[Data excerpts]

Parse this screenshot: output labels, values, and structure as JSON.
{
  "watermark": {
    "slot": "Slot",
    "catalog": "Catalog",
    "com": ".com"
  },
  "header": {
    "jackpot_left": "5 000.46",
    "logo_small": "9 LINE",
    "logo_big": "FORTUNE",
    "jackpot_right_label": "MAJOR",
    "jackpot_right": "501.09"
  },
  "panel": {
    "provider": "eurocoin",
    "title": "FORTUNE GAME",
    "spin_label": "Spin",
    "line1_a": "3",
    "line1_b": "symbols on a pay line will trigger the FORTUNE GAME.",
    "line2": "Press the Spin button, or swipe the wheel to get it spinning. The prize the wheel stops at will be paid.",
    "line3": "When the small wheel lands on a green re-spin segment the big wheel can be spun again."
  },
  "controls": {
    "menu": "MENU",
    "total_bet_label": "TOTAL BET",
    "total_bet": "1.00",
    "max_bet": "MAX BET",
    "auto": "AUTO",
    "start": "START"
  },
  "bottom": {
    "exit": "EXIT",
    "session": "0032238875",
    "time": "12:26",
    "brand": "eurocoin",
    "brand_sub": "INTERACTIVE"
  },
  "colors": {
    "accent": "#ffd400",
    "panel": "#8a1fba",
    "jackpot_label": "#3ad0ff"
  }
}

WORK REQUIRED:
Retype all of the data shown above, word for word.

SOLUTION:
Parse this screenshot: output labels, values, and structure as JSON.
{
  "watermark": {
    "slot": "Slot",
    "catalog": "Catalog",
    "com": ".com"
  },
  "header": {
    "jackpot_left": "5 000.46",
    "logo_small": "9 LINE",
    "logo_big": "FORTUNE",
    "jackpot_right_label": "MAJOR",
    "jackpot_right": "501.09"
  },
  "panel": {
    "provider": "eurocoin",
    "title": "FORTUNE GAME",
    "spin_label": "Spin",
    "line1_a": "3",
    "line1_b": "symbols on a pay line will trigger the FORTUNE GAME.",
    "line2": "Press the Spin button, or swipe the wheel to get it spinning. The prize the wheel stops at will be paid.",
    "line3": "When the small wheel lands on a green re-spin segment the big wheel can be spun again."
  },
  "controls": {
    "menu": "MENU",
    "total_bet_label": "TOTAL BET",
    "total_bet": "1.00",
    "max_bet": "MAX BET",
    "auto": "AUTO",
    "start": "START"
  },
  "bottom": {
    "exit": "EXIT",
    "session": "0032238875",
    "time": "12:26",
    "brand": "eurocoin",
    "brand_sub": "INTERACTIVE"
  },
  "colors": {
    "accent": "#ffd400",
    "panel": "#8a1fba",
    "jackpot_label": "#3ad0ff"
  }
}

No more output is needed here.